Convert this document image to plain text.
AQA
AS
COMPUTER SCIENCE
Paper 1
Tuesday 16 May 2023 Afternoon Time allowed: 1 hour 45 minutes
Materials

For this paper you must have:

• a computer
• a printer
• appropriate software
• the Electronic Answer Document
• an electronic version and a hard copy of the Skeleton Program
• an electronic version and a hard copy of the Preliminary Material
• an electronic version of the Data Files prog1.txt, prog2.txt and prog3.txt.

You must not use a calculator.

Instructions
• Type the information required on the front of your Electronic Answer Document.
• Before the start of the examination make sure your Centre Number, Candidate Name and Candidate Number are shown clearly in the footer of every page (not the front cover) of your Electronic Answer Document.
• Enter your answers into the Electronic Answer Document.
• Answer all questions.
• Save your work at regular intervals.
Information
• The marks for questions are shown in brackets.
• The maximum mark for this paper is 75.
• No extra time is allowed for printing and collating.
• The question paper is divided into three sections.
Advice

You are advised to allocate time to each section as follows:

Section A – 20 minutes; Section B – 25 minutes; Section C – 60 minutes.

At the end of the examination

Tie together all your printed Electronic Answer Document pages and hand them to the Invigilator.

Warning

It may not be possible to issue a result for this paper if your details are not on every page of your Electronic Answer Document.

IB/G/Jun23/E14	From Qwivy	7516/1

...

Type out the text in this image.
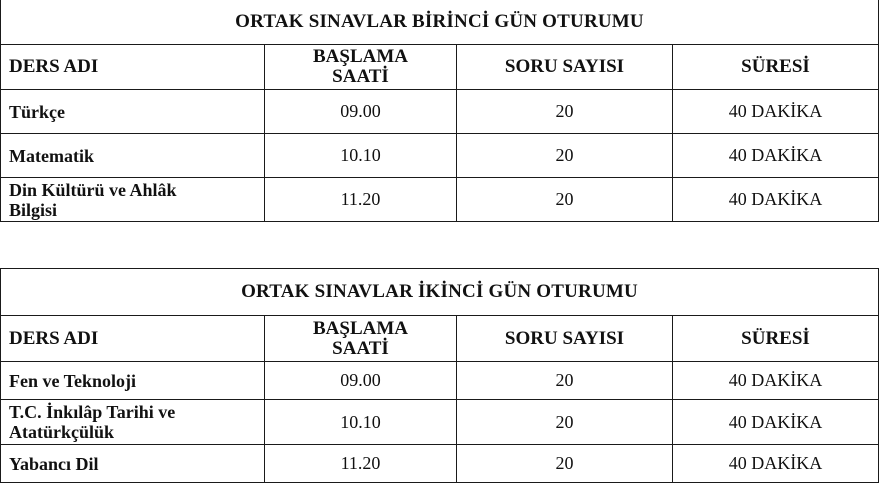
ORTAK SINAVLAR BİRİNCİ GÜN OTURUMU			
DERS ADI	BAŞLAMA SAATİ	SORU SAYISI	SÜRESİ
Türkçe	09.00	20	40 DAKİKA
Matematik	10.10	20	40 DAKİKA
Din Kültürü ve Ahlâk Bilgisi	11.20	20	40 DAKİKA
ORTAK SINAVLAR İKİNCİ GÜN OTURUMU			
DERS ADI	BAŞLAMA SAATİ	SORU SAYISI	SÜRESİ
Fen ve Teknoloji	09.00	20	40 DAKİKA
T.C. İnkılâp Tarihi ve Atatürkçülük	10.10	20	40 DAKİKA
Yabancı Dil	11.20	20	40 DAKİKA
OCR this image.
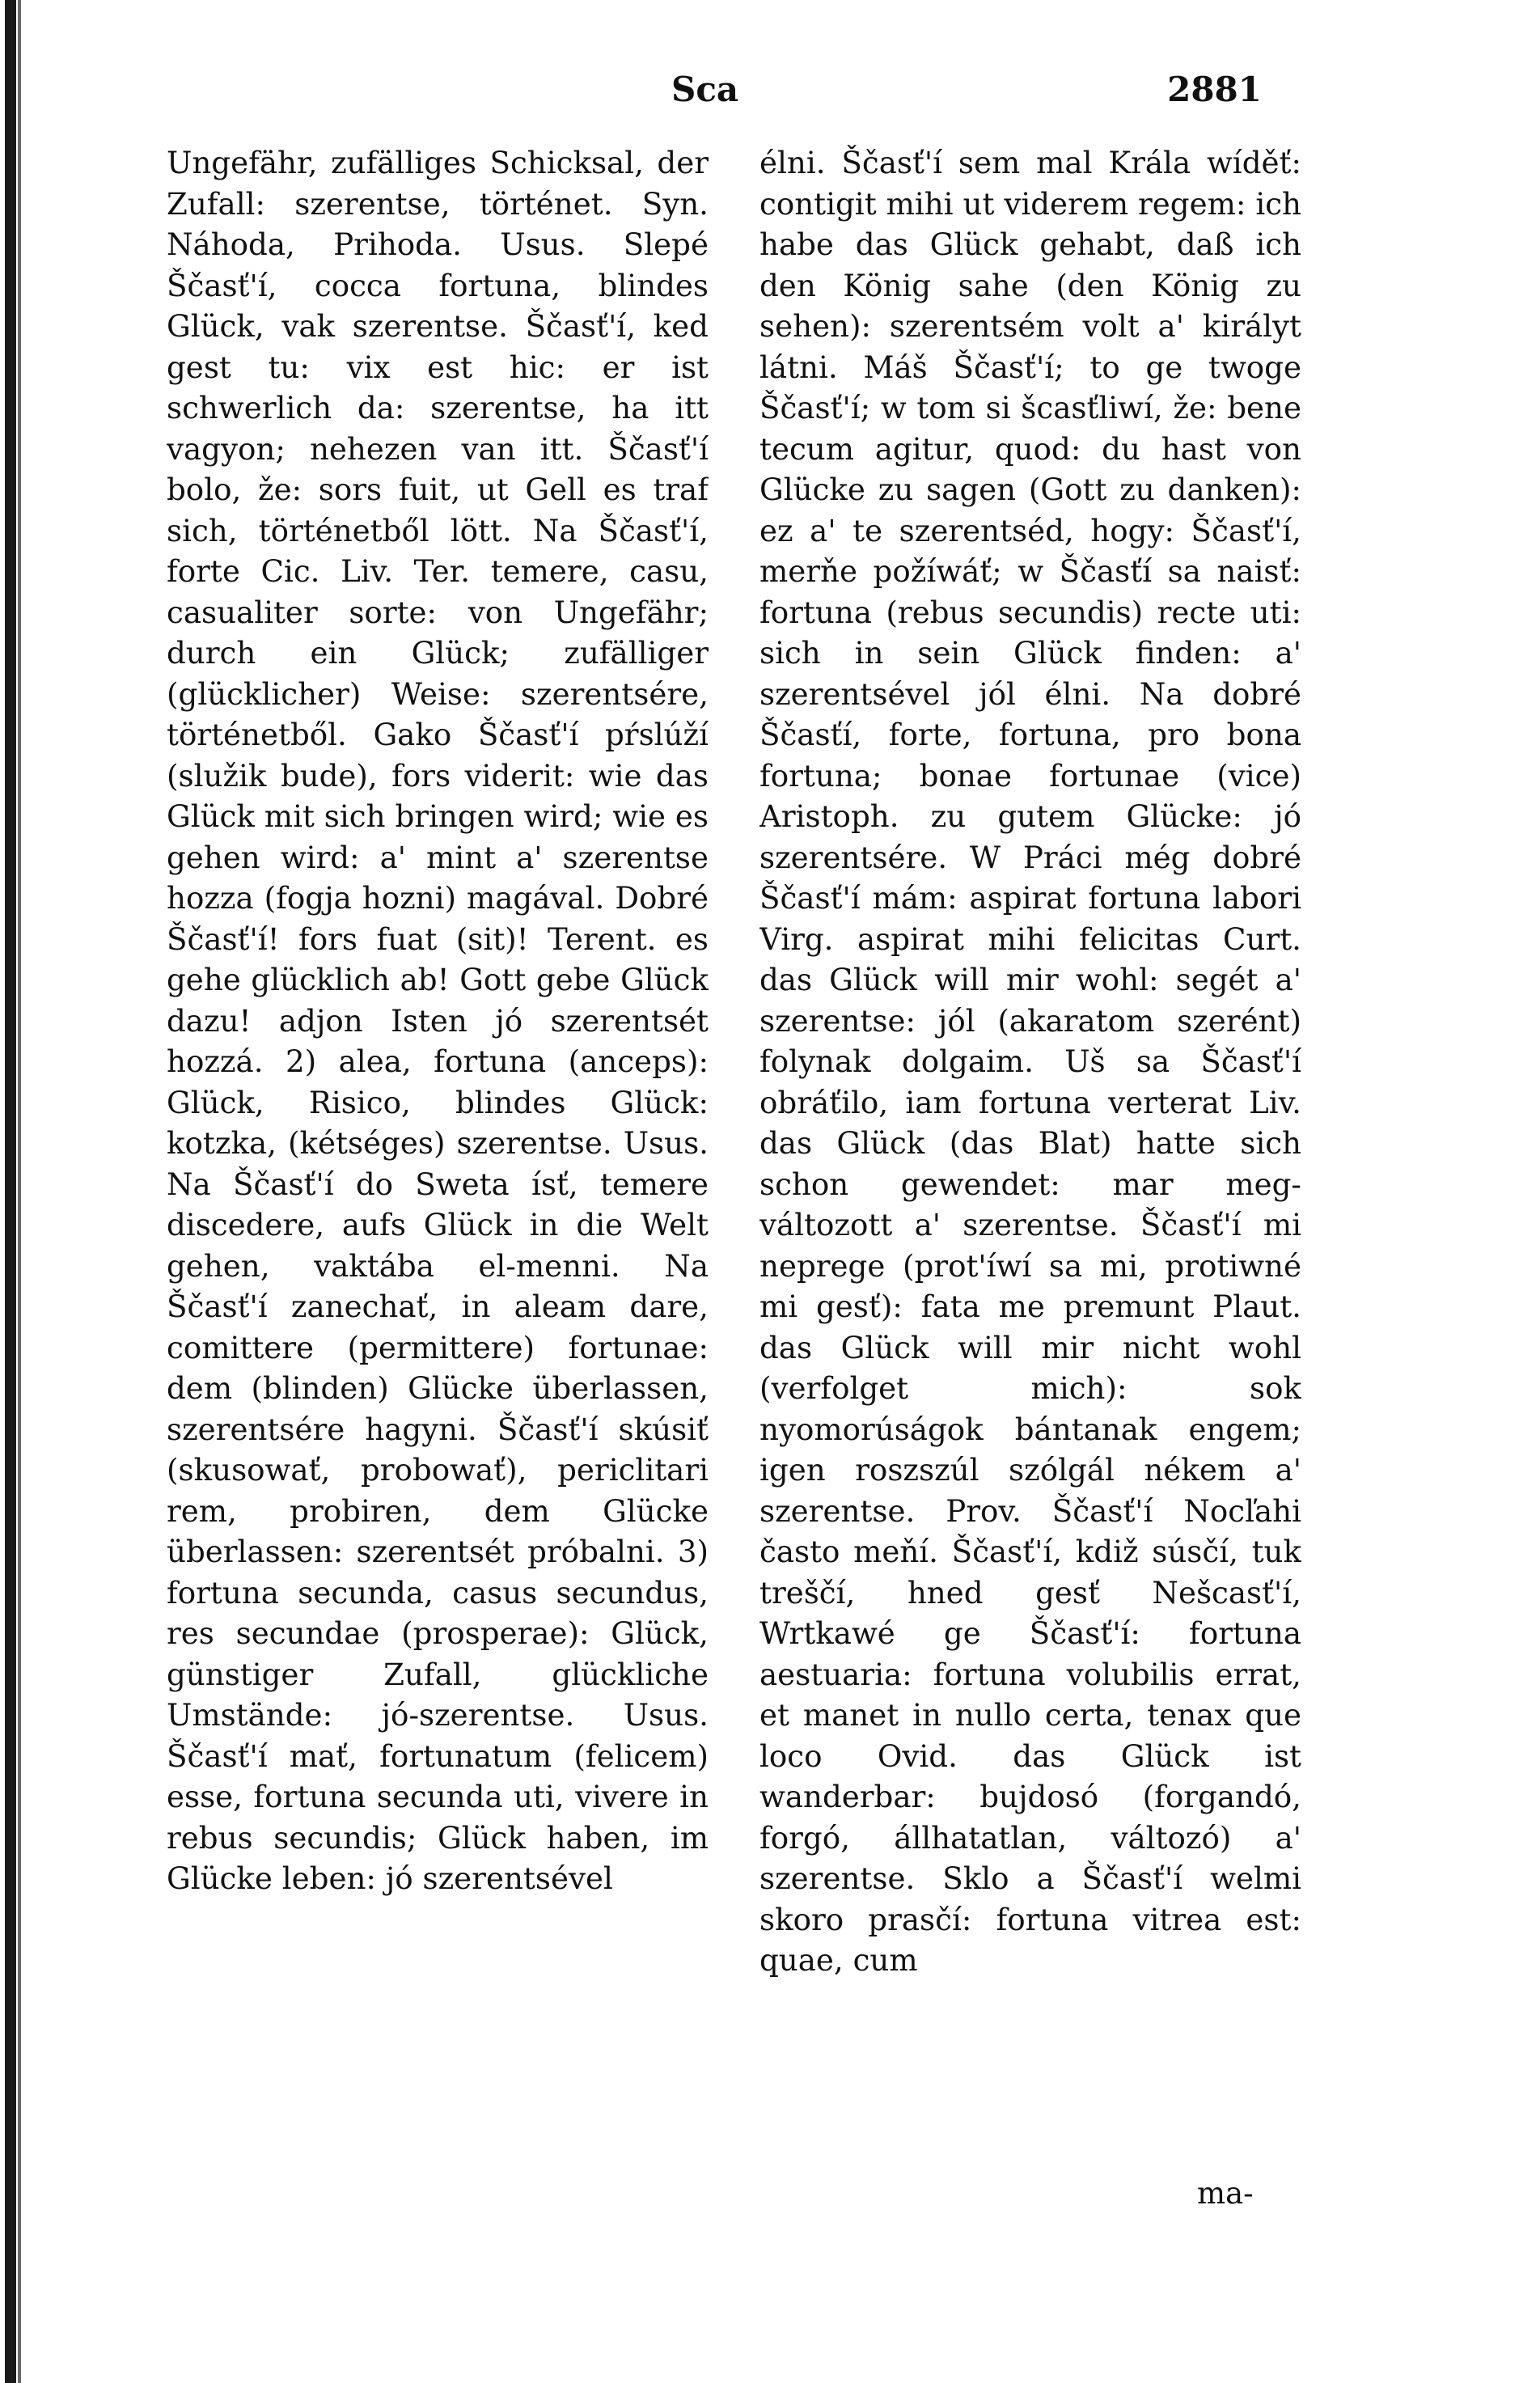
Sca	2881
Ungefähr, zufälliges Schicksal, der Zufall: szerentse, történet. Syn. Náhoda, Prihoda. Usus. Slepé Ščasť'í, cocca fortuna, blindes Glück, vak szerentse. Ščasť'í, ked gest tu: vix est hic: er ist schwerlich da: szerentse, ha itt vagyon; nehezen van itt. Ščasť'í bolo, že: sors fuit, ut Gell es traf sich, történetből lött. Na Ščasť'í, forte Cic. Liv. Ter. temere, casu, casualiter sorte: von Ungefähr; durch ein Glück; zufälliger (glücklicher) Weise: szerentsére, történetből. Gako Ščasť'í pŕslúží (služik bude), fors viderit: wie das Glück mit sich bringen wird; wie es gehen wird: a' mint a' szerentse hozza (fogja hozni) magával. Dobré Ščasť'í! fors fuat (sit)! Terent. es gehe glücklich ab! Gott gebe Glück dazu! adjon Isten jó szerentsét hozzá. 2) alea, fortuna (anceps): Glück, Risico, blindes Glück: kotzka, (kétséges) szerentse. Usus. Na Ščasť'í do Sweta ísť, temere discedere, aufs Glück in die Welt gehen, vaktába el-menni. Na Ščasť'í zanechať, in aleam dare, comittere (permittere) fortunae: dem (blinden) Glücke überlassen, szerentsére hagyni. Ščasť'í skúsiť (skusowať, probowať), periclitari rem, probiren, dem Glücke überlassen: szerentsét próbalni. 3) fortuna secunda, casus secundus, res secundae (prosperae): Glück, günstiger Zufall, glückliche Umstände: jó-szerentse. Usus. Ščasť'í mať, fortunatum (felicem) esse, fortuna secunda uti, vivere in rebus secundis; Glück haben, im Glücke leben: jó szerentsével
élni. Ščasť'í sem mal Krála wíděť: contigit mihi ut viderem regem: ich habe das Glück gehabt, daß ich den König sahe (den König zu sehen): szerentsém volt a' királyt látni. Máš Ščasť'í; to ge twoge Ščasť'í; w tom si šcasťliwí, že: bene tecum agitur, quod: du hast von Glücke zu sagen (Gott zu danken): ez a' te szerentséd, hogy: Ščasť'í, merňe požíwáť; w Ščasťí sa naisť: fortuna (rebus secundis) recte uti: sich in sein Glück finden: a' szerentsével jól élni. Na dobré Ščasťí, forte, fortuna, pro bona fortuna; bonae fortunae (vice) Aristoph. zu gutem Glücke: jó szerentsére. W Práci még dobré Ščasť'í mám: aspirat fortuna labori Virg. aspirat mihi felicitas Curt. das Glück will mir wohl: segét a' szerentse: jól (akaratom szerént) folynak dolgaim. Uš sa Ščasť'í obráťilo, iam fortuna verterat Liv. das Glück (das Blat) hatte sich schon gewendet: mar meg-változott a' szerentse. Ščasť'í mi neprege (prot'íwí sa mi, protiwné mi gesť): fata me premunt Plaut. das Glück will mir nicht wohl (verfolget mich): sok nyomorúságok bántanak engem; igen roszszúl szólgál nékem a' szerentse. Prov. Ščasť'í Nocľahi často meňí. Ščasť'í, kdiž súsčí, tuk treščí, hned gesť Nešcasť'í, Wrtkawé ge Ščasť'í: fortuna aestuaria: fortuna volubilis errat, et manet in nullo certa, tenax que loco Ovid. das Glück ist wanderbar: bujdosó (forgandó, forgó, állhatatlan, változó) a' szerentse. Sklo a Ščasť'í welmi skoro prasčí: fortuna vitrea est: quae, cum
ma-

• Work to do
Check each line of the records for "into" and copy the ones that contain it.

• Full answer
• Enter your answers into the Electronic Answer Document.
• The question paper is divided into three sections.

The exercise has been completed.